**Goal**
Pick out each line below containing "heading".
___ Input rows
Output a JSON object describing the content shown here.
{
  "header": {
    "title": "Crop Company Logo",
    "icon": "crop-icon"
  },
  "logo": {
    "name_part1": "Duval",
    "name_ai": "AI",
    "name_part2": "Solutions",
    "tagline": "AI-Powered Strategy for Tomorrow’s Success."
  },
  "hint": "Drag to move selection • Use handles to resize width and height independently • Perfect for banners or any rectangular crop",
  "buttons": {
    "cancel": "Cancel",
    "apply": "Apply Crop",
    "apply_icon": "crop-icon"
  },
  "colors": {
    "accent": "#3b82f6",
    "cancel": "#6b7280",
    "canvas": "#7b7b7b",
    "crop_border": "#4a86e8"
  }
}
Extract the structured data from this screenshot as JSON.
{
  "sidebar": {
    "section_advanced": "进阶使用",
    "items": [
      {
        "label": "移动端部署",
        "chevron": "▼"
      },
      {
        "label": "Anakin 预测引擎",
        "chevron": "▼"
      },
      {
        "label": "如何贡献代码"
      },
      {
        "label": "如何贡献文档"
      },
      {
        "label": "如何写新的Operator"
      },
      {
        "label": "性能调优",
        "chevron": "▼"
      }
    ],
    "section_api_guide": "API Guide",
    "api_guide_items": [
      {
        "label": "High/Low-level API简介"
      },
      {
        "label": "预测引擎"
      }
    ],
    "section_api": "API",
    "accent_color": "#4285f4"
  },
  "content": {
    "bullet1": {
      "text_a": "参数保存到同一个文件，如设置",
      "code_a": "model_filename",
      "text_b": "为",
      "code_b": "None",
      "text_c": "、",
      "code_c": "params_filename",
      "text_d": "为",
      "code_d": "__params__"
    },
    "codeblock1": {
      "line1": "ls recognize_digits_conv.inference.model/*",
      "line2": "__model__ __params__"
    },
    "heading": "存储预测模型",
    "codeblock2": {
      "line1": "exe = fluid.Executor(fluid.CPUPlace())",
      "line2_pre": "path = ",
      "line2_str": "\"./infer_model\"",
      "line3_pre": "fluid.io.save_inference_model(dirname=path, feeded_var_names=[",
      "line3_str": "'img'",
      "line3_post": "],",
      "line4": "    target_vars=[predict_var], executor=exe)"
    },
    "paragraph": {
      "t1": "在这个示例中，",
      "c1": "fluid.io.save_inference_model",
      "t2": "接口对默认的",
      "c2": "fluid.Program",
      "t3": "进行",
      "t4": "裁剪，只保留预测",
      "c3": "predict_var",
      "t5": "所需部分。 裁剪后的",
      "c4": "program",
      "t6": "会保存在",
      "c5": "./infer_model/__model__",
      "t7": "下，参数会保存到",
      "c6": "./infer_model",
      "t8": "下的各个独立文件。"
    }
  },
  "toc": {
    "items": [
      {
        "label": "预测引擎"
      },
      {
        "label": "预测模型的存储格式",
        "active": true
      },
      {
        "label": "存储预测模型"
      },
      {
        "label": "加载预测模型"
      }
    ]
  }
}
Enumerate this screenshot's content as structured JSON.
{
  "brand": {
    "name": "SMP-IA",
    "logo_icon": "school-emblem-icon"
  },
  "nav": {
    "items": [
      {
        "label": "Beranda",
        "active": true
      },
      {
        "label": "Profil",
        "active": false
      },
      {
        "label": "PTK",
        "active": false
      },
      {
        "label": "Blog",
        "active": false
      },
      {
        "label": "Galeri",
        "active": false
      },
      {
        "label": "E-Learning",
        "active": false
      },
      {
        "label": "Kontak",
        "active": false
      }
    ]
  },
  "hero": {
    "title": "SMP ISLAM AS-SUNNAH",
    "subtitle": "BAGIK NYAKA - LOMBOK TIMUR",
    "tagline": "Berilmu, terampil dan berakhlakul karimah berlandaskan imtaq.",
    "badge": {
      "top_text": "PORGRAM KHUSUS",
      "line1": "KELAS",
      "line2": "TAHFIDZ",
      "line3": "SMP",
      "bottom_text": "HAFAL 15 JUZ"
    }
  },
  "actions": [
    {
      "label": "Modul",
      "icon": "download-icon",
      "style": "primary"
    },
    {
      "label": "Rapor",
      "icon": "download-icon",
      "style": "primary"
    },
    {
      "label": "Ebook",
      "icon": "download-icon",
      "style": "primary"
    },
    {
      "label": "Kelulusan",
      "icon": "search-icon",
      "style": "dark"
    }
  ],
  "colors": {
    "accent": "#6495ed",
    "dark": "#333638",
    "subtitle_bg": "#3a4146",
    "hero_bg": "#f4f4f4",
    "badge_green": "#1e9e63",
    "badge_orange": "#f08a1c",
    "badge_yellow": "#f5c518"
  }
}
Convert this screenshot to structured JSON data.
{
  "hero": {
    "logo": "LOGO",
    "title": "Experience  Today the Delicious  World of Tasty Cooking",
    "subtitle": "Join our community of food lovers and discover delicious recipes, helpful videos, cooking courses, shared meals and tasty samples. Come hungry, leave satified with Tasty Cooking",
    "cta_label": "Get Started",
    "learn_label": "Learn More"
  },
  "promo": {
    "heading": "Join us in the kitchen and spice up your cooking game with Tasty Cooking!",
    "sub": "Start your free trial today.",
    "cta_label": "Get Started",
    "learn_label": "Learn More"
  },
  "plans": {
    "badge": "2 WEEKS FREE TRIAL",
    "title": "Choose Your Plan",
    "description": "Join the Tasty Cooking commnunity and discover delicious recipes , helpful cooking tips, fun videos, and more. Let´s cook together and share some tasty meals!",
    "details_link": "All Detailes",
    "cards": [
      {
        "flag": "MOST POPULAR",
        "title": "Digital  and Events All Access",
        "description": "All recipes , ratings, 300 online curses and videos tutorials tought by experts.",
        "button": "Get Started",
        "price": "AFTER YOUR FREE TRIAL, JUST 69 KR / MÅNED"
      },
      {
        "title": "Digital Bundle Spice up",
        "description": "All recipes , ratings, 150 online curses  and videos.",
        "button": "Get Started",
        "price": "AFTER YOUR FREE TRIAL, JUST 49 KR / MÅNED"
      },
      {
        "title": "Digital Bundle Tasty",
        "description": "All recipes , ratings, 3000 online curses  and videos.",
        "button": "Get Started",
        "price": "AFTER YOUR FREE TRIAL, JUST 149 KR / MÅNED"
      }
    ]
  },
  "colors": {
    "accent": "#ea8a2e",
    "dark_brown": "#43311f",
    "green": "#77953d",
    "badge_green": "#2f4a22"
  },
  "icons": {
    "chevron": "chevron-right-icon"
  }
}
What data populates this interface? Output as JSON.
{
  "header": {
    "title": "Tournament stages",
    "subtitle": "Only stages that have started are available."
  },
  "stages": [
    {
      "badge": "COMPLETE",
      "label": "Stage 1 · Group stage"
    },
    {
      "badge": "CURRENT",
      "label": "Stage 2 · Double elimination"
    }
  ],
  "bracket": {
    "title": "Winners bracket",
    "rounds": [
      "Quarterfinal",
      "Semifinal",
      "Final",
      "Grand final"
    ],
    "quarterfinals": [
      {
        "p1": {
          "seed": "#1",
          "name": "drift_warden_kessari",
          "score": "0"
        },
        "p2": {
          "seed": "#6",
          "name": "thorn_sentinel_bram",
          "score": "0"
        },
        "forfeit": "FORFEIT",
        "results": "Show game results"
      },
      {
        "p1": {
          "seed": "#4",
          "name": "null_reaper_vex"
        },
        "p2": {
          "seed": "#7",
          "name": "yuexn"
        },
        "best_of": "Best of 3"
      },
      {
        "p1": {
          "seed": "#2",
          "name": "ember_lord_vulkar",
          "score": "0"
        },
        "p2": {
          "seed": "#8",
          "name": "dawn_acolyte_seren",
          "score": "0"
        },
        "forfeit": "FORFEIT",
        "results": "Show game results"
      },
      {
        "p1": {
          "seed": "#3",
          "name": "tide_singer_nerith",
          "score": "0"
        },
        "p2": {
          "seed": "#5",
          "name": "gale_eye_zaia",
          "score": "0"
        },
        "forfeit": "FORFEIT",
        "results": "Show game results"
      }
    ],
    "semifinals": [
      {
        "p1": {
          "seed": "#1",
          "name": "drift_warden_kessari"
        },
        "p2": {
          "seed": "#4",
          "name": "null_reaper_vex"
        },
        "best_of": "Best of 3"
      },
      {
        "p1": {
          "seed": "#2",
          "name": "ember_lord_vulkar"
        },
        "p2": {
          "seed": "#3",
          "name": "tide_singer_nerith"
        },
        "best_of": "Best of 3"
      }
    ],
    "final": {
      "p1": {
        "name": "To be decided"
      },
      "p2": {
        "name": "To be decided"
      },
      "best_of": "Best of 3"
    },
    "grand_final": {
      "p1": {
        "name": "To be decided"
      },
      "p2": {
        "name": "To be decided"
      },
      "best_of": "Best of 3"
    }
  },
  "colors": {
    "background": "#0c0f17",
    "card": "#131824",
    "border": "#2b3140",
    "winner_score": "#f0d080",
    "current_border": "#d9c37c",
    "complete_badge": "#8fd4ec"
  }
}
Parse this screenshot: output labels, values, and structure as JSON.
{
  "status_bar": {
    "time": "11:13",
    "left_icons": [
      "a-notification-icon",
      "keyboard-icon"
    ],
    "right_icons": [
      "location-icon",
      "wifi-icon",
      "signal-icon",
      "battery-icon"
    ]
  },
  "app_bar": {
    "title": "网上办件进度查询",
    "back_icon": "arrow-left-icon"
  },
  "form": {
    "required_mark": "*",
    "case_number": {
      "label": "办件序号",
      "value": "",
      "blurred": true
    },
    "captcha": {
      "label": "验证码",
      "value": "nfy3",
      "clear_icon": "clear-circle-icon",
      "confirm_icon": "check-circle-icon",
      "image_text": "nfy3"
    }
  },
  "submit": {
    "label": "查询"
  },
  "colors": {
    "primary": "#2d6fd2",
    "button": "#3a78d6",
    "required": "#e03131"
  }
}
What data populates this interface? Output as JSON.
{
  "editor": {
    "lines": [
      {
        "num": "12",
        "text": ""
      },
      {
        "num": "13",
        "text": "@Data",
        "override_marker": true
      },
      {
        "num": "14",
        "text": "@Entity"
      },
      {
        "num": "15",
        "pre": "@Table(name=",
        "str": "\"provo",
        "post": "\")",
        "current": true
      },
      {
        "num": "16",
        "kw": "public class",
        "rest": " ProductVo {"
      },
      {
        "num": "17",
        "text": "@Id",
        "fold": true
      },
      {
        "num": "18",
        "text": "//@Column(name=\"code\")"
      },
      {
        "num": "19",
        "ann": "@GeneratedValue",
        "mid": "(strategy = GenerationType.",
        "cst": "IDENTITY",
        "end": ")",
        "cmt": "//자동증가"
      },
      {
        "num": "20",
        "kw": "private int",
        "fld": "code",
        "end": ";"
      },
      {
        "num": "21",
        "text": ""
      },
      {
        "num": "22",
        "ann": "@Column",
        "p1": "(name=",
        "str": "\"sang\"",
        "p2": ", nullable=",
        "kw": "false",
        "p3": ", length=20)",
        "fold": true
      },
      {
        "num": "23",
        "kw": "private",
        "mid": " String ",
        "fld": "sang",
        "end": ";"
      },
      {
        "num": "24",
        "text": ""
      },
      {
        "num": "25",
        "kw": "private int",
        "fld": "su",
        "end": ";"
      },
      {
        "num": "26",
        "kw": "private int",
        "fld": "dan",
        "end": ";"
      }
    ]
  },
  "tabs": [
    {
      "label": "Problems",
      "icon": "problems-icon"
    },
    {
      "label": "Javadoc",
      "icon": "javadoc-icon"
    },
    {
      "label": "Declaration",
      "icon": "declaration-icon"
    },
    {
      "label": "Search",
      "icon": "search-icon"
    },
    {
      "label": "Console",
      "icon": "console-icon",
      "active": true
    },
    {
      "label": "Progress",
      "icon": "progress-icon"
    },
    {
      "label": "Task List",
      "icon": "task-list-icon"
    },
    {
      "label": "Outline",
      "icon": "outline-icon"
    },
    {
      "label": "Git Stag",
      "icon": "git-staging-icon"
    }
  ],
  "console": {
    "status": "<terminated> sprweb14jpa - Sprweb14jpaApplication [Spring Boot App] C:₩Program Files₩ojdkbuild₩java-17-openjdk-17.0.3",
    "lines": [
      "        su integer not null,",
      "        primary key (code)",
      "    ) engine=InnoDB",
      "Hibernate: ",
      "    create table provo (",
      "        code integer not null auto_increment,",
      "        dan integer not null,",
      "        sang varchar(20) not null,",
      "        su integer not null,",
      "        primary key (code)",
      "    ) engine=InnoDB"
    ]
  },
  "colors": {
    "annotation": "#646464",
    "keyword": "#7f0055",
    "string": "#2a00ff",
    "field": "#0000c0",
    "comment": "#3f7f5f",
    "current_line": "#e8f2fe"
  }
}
______
**Exercise output**
    "heading": "存储预测模型",
    "heading": "Join us in the kitchen and spice up your cooking game with Tasty Cooking!",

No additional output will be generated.